TASK STATEMENT
Copy out all lines with the word "attempts" in them.

[Items listed in a dataset]
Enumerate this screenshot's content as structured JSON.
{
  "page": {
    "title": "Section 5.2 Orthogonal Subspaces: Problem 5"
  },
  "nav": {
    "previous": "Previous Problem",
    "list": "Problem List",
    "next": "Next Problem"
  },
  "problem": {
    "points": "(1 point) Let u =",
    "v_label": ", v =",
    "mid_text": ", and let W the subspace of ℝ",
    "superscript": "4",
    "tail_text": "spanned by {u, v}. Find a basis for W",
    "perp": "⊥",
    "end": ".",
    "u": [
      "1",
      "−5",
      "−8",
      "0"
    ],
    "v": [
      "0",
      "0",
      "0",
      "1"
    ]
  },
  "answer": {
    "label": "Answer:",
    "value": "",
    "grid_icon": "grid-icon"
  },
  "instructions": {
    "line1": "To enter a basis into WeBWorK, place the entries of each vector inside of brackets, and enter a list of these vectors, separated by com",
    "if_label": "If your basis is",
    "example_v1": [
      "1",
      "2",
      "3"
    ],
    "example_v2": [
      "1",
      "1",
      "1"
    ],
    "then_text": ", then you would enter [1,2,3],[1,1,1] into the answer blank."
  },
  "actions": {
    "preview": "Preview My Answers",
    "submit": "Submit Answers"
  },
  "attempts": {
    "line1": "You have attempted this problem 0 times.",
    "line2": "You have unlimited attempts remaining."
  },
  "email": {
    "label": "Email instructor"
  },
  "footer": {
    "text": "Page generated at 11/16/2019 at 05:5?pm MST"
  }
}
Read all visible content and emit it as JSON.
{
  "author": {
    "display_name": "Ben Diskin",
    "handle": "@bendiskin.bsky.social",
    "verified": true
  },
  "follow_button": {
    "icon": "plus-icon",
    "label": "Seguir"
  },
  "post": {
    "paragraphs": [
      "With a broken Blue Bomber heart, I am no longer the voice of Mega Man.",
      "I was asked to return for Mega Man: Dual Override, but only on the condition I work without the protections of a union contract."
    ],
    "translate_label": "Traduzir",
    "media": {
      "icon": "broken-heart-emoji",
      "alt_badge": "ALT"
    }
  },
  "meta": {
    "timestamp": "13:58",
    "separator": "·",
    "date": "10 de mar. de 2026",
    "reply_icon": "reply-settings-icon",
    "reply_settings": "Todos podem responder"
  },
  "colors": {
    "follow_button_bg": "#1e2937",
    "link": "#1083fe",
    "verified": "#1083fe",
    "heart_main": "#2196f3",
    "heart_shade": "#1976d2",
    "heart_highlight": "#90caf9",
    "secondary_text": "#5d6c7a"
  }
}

REPLY TO THE EXERCISE
  "attempts": {
    "line2": "You have unlimited attempts remaining."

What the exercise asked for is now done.